## Required task
Copy each line with the word "grid" in it.

## Extracted material
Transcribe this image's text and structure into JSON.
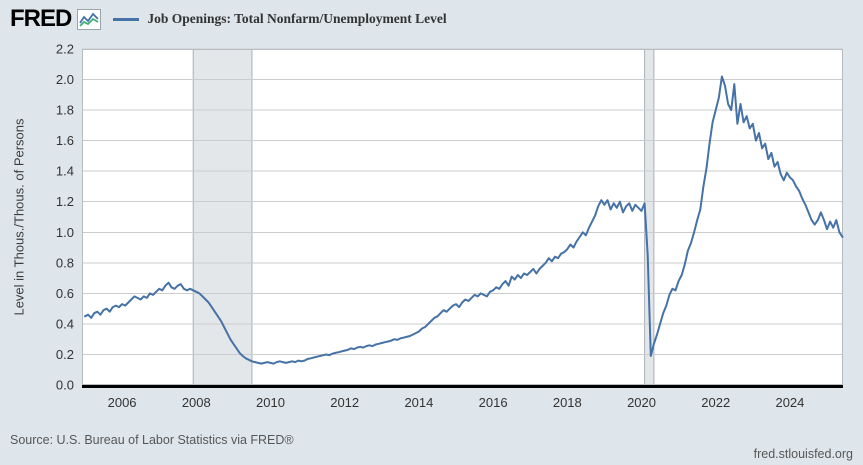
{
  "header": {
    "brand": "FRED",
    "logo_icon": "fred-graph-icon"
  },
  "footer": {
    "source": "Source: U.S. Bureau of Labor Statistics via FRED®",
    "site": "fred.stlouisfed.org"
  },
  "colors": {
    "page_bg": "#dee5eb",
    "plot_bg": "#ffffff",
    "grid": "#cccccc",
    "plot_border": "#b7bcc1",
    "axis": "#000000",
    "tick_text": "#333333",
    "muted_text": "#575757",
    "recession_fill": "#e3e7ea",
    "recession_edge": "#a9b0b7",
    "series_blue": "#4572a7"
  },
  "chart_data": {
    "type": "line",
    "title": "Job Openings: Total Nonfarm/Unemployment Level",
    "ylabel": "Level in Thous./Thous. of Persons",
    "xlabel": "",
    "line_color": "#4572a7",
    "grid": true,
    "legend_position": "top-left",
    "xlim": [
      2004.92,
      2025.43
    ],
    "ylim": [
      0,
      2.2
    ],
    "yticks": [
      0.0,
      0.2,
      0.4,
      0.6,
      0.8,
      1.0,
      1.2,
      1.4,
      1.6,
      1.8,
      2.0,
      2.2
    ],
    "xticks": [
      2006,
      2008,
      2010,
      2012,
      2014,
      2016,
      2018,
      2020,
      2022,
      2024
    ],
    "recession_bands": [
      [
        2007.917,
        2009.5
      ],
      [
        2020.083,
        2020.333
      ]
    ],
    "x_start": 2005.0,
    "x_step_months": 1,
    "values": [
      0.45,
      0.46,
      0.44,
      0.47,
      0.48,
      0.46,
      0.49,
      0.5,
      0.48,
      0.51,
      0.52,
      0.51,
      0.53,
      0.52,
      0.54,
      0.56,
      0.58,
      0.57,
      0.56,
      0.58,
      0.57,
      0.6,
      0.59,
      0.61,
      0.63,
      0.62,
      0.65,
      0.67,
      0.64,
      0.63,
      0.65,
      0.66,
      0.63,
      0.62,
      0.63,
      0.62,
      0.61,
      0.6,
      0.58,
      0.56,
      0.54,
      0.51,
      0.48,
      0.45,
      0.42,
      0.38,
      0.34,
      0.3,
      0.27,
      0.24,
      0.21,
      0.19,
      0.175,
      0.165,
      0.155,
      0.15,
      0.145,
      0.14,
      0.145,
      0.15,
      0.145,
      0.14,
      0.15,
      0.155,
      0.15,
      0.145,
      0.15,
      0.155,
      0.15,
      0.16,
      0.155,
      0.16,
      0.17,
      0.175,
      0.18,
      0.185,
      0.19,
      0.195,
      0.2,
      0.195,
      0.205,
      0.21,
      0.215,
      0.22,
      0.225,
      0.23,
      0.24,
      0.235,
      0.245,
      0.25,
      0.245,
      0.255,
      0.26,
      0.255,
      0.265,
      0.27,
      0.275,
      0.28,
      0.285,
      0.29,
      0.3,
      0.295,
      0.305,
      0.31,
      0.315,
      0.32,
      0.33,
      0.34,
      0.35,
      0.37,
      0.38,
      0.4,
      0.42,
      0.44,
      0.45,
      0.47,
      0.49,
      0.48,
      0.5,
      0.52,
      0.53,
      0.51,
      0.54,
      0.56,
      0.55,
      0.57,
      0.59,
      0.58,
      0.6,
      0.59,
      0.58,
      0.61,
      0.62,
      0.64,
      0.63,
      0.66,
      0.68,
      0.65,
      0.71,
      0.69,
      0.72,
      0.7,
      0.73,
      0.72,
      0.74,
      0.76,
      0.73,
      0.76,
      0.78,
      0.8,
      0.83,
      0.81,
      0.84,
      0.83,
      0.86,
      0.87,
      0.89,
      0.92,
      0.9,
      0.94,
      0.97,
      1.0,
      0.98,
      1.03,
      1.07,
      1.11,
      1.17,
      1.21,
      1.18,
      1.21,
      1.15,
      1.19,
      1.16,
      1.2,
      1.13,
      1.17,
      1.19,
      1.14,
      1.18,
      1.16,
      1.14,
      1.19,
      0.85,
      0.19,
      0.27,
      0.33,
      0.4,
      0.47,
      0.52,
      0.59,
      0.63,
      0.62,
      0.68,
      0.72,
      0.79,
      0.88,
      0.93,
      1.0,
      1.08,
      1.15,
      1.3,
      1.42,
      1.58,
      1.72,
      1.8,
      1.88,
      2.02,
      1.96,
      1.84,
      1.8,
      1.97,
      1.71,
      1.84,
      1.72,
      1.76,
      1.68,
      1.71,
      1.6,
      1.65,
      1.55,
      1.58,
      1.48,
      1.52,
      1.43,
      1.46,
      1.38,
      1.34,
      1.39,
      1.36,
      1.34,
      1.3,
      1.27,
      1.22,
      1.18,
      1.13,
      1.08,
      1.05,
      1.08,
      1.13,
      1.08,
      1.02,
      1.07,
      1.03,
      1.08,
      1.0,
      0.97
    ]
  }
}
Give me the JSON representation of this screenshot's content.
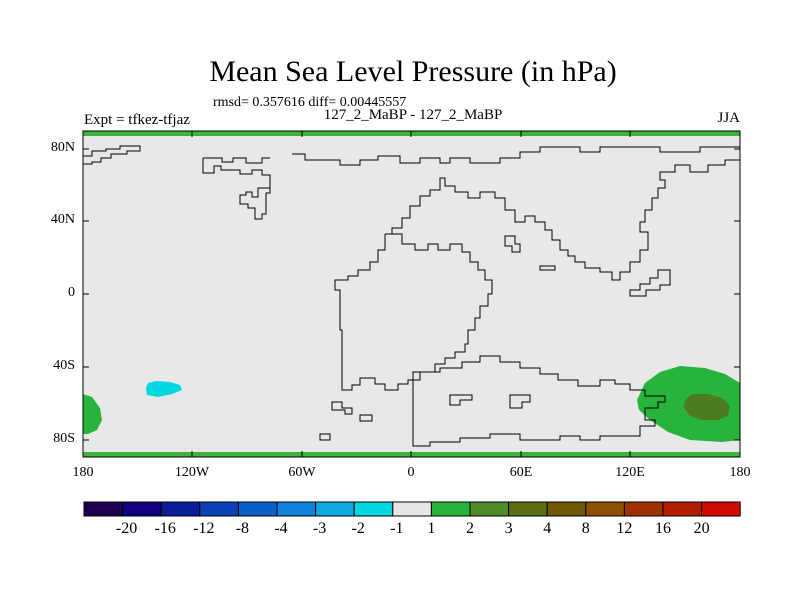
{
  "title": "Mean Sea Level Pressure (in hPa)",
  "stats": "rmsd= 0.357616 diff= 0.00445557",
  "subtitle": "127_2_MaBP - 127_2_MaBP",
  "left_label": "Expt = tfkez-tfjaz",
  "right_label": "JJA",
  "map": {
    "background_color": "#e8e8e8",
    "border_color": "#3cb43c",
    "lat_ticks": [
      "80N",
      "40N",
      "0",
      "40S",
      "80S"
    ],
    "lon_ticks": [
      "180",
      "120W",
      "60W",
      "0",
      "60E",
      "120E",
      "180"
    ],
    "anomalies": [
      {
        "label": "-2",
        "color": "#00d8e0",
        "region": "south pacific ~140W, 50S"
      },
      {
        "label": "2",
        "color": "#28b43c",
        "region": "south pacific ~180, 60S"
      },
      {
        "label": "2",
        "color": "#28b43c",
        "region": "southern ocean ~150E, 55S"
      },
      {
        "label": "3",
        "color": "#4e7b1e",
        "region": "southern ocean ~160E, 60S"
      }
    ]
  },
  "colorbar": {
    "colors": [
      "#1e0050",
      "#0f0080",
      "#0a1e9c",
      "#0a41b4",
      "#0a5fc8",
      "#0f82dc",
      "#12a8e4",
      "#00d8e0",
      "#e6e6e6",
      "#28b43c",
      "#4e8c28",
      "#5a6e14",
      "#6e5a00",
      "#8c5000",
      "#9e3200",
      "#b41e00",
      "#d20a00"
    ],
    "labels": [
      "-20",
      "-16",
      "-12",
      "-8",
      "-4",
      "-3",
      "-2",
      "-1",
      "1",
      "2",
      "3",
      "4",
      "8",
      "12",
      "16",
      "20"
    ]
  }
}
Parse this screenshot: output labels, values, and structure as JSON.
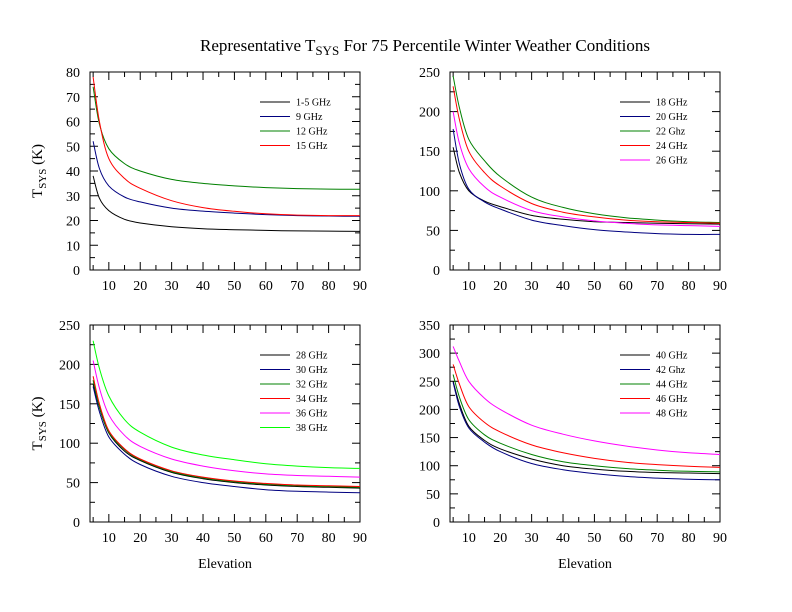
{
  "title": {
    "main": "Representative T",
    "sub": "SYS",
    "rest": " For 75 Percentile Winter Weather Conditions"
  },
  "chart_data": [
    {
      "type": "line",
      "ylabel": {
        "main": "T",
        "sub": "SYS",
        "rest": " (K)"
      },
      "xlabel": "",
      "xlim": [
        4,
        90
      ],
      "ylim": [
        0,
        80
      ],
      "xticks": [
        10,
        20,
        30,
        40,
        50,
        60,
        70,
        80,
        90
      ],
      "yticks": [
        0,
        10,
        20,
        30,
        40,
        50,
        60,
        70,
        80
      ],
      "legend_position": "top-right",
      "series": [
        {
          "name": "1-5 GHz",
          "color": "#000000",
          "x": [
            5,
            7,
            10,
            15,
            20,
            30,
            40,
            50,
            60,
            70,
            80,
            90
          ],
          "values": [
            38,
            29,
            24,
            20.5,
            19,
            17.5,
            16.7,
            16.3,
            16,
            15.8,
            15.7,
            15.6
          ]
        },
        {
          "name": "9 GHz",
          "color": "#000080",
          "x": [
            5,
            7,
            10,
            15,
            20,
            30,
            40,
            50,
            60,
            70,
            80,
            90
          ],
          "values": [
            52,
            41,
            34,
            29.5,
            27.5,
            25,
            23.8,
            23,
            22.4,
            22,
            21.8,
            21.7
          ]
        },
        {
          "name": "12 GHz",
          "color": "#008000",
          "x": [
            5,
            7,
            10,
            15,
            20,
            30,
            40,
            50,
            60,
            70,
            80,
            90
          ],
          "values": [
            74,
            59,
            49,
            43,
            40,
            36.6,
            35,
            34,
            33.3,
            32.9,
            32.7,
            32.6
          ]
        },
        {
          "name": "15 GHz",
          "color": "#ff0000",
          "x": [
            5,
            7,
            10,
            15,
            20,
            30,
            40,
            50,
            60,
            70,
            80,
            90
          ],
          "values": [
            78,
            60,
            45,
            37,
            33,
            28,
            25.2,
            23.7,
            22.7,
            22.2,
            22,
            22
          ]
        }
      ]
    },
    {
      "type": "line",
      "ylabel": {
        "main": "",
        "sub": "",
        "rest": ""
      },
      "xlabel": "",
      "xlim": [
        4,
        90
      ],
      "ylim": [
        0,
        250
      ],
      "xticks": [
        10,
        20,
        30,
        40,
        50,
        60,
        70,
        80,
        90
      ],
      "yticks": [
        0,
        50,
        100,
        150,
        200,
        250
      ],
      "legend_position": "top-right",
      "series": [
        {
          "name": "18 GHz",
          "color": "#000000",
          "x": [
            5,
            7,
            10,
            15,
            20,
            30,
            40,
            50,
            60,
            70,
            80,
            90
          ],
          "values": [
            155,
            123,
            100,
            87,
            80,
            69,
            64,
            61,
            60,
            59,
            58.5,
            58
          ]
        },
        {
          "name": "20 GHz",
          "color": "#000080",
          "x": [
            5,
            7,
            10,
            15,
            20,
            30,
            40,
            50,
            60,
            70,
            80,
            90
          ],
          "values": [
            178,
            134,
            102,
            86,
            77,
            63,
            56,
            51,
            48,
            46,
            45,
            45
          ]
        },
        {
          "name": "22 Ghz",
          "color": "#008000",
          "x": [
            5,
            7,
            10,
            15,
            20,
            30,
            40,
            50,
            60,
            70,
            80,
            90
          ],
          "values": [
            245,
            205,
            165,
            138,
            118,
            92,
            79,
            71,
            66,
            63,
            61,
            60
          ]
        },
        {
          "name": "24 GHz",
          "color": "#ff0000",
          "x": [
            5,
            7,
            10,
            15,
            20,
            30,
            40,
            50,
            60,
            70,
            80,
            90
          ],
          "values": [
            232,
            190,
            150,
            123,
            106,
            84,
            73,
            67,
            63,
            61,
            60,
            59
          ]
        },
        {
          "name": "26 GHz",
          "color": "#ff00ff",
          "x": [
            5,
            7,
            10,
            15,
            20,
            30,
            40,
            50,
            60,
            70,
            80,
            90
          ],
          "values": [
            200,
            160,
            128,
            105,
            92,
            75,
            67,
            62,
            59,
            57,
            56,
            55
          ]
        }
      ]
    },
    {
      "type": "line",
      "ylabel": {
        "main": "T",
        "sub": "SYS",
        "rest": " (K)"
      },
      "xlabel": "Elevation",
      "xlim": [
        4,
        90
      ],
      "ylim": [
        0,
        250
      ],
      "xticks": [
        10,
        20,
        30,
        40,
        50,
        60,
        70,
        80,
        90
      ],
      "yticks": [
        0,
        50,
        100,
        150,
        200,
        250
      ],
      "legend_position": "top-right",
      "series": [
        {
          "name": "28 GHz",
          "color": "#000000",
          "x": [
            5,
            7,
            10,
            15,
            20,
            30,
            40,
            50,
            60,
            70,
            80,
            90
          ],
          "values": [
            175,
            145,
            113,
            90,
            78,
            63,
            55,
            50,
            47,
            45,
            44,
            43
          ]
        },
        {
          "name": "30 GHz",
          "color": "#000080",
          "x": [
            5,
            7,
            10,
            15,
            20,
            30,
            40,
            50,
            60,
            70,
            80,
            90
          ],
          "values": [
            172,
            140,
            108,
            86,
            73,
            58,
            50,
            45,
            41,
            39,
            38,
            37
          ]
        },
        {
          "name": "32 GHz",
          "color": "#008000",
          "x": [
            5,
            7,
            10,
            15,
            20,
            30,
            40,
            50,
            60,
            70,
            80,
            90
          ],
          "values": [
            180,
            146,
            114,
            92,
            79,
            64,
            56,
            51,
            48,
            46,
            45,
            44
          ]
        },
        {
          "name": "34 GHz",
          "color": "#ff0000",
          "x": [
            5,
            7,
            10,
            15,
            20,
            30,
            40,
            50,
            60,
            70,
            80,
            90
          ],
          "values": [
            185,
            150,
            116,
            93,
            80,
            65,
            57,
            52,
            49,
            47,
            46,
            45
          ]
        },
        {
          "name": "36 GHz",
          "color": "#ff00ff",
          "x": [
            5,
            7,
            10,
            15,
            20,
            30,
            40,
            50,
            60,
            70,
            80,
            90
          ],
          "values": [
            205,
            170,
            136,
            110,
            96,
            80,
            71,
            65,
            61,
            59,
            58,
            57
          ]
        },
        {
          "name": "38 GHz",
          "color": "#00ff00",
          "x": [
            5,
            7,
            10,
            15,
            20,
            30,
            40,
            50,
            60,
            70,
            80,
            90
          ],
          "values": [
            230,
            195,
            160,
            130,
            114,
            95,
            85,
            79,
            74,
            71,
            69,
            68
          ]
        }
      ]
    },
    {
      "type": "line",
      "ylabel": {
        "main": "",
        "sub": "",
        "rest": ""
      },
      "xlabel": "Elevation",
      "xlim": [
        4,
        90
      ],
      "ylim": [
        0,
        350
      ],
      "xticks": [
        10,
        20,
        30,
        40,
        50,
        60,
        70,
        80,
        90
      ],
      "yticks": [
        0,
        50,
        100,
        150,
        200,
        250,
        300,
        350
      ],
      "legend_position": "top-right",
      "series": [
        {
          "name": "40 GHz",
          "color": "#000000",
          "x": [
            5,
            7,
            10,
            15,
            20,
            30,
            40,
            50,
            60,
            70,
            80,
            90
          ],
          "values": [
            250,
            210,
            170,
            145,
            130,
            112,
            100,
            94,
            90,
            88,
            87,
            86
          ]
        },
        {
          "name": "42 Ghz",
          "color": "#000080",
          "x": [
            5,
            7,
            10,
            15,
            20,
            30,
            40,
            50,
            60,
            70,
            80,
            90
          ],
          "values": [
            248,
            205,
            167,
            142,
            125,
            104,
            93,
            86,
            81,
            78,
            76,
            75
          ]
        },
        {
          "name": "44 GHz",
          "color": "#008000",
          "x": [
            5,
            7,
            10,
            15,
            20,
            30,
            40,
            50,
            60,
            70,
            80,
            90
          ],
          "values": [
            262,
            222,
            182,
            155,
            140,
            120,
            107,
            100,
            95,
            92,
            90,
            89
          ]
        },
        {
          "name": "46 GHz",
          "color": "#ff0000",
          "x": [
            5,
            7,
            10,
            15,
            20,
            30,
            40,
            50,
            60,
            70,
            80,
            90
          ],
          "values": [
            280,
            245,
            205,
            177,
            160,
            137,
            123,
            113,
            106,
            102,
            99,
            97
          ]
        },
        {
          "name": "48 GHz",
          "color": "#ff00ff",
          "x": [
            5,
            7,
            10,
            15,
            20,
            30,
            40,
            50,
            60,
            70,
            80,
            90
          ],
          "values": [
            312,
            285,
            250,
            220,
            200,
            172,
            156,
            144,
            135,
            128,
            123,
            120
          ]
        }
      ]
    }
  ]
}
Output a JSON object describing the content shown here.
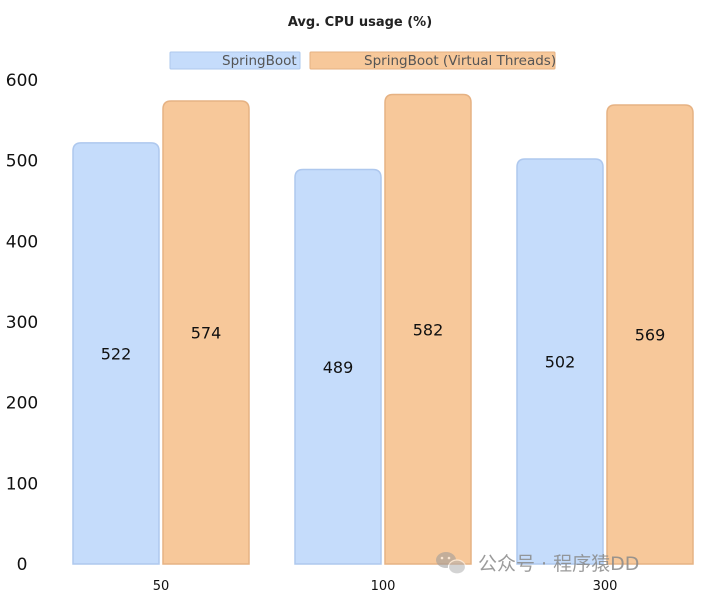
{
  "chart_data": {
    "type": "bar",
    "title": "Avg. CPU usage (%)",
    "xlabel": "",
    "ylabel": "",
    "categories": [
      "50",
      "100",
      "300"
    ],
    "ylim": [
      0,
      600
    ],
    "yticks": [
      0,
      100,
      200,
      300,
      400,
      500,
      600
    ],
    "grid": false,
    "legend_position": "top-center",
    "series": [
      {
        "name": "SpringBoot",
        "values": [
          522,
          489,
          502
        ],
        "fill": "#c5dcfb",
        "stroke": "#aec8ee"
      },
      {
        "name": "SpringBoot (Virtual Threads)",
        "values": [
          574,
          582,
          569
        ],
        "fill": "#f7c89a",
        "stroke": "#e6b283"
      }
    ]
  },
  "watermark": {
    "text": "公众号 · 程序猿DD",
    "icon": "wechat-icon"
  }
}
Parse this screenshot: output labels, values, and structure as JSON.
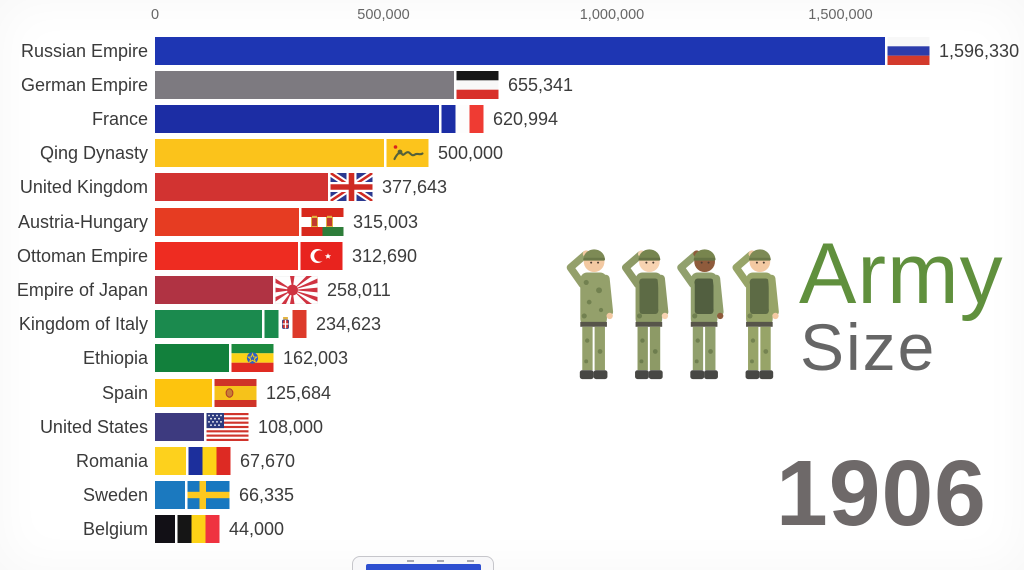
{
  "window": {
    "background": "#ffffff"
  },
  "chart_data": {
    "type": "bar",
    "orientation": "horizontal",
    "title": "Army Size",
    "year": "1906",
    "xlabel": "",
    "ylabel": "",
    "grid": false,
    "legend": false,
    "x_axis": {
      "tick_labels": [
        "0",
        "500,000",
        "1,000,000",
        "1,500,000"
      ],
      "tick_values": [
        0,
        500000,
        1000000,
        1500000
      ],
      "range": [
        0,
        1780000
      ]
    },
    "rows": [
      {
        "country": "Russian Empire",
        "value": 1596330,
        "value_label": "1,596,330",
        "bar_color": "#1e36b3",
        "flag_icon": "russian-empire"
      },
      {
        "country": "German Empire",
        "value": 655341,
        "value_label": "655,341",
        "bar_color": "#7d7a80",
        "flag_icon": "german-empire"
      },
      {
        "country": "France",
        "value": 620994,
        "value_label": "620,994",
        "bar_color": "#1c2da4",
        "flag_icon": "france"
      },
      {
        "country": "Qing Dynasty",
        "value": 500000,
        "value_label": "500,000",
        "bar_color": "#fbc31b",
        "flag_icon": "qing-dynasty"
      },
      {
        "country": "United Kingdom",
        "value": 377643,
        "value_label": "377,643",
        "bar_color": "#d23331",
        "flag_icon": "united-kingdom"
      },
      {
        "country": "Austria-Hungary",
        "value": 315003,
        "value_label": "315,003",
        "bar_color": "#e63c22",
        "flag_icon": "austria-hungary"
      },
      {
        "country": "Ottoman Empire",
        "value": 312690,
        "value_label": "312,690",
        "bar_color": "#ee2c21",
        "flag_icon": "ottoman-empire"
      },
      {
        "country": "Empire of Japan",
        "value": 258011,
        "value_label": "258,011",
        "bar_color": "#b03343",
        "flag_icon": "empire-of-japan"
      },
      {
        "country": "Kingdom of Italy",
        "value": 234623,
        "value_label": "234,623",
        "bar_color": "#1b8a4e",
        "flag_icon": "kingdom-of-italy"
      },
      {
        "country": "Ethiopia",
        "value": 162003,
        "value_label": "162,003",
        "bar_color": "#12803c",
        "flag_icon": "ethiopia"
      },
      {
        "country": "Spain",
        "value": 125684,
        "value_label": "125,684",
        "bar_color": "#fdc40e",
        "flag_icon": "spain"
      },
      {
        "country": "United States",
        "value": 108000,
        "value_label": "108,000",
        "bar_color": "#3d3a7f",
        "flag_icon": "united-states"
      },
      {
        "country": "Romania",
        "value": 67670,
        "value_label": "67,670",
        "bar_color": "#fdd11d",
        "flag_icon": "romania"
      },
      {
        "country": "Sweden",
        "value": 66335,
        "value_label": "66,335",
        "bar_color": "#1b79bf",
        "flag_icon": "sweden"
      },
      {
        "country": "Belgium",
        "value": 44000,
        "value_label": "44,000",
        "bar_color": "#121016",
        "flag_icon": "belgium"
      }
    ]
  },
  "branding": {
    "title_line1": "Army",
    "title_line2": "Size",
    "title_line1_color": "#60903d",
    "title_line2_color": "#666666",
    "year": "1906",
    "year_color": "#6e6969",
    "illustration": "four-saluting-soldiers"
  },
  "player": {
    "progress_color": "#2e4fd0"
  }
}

## Final result
    "grid": "#cccccc",
    "grid": true,
    "grid": false,
    "grid": false,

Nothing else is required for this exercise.